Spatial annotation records

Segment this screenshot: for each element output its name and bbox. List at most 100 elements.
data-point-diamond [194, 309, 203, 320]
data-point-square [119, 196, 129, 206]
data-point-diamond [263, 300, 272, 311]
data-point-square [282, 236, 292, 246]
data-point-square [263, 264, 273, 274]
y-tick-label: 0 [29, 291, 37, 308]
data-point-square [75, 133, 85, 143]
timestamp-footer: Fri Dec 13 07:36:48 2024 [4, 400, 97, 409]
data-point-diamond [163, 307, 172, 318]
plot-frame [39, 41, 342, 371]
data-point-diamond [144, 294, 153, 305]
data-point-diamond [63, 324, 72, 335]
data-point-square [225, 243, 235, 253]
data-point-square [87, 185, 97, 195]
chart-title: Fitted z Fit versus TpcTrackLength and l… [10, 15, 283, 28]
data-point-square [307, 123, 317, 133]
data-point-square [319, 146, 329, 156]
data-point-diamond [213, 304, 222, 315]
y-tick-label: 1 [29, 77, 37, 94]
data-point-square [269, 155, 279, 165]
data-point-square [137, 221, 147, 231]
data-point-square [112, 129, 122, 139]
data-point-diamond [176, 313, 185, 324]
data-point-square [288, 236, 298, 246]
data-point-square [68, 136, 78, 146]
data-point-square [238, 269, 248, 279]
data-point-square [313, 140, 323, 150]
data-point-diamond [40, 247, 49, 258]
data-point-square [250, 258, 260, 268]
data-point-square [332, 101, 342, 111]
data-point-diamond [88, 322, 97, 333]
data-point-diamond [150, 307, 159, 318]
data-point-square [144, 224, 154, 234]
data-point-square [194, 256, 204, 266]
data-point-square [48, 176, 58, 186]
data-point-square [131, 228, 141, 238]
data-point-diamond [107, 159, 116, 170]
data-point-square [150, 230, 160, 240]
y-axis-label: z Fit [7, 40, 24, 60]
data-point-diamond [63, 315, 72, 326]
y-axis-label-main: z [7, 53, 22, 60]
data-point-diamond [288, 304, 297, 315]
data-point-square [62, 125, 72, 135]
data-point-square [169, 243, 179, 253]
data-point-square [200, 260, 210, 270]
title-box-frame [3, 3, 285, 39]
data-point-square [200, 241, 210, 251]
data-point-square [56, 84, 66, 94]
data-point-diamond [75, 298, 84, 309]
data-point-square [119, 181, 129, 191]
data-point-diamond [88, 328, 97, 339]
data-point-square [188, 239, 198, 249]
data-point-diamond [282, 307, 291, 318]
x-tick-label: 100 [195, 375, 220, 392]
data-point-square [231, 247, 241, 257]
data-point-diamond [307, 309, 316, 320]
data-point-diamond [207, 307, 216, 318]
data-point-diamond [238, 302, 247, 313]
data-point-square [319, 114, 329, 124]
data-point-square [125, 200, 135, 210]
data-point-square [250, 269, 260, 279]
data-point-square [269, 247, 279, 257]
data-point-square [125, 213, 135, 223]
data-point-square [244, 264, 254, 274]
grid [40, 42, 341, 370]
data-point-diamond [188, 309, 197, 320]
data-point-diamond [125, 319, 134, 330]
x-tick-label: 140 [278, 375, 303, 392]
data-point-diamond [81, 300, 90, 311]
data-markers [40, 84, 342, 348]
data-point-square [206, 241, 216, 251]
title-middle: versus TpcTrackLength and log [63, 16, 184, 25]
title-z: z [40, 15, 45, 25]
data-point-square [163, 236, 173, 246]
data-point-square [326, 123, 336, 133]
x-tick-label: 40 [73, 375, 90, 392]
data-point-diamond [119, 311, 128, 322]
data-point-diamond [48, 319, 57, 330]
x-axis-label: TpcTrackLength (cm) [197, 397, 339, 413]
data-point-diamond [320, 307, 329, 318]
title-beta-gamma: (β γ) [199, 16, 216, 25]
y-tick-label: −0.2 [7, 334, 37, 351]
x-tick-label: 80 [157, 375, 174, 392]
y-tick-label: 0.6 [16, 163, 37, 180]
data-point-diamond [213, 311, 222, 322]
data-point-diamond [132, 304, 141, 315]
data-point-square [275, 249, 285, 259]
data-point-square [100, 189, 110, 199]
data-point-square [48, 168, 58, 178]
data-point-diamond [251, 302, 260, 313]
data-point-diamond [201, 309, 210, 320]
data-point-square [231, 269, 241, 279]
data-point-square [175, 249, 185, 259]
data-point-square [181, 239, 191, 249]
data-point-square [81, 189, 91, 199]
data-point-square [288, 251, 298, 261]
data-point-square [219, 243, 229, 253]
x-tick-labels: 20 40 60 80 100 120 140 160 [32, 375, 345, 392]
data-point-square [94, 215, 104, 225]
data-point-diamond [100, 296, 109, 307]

...

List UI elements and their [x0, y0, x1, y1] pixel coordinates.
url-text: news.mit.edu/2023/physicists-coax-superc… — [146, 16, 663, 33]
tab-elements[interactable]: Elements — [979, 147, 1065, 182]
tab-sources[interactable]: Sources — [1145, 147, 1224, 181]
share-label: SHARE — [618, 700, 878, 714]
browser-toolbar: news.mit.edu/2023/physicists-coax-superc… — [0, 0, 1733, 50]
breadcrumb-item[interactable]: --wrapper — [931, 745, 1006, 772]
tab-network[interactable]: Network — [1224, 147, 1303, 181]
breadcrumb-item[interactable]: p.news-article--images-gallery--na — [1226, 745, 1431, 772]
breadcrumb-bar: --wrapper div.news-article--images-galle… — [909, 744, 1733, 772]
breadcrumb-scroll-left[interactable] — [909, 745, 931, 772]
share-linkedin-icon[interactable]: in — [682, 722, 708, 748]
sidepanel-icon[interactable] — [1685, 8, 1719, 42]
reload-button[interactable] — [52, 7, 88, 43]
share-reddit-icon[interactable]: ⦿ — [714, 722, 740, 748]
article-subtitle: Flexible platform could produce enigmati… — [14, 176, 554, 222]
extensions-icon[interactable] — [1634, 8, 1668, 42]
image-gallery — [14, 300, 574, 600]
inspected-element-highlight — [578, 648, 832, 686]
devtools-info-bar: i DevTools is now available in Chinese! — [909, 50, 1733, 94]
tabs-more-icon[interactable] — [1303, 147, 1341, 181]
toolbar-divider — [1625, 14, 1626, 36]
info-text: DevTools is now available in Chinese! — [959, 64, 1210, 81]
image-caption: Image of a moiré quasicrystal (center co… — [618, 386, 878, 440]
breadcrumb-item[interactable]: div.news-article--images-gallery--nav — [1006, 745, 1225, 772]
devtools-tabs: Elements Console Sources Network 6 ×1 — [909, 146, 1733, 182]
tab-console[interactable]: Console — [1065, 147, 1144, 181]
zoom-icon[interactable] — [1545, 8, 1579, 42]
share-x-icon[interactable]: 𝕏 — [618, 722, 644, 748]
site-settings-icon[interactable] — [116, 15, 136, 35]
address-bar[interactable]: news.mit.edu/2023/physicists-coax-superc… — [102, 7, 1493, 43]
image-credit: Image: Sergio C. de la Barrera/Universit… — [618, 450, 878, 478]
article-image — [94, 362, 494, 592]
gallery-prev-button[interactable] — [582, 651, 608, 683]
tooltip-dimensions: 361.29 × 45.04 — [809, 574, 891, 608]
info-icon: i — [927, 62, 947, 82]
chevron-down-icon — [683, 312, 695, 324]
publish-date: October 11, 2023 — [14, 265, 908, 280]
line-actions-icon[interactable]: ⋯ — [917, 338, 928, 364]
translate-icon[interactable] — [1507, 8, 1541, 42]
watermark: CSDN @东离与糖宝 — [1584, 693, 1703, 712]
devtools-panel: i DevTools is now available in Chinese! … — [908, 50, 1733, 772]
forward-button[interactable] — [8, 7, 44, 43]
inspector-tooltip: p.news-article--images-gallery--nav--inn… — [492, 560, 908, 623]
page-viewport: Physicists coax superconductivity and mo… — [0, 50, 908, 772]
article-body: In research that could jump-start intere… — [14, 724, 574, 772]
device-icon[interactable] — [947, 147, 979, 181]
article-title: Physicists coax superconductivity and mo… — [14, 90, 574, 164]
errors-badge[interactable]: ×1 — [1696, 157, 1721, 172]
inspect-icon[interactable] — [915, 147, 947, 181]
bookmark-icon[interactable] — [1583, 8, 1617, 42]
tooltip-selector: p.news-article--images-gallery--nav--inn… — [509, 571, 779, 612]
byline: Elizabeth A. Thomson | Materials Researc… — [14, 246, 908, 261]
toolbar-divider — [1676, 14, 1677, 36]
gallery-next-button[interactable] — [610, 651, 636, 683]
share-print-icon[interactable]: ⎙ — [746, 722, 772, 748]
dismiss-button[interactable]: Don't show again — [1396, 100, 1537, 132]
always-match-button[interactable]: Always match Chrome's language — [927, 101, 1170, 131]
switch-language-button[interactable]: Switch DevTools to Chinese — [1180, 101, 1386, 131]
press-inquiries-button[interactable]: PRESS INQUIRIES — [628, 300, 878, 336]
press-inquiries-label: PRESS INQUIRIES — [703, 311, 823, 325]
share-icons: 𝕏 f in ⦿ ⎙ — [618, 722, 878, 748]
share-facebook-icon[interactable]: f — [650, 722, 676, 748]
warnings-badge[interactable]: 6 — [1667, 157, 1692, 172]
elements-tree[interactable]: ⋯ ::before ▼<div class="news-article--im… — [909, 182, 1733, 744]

## THE REQUEST
Copy out, character for character, the stretch of the records above from the line containing "Segment this screenshot: for" through the line containing "data-point-square [288, 236, 298, 246]", including both of those lines.

## EXPECTED ANSWER
Segment this screenshot: for each element output its name and bbox. List at most 100 elements.
data-point-diamond [194, 309, 203, 320]
data-point-square [119, 196, 129, 206]
data-point-diamond [263, 300, 272, 311]
data-point-square [282, 236, 292, 246]
data-point-square [263, 264, 273, 274]
y-tick-label: 0 [29, 291, 37, 308]
data-point-square [75, 133, 85, 143]
timestamp-footer: Fri Dec 13 07:36:48 2024 [4, 400, 97, 409]
data-point-diamond [163, 307, 172, 318]
plot-frame [39, 41, 342, 371]
data-point-diamond [144, 294, 153, 305]
data-point-diamond [63, 324, 72, 335]
data-point-square [225, 243, 235, 253]
data-point-square [87, 185, 97, 195]
chart-title: Fitted z Fit versus TpcTrackLength and l… [10, 15, 283, 28]
data-point-square [307, 123, 317, 133]
data-point-square [319, 146, 329, 156]
data-point-diamond [213, 304, 222, 315]
y-tick-label: 1 [29, 77, 37, 94]
data-point-square [269, 155, 279, 165]
data-point-square [137, 221, 147, 231]
data-point-square [112, 129, 122, 139]
data-point-diamond [176, 313, 185, 324]
data-point-square [288, 236, 298, 246]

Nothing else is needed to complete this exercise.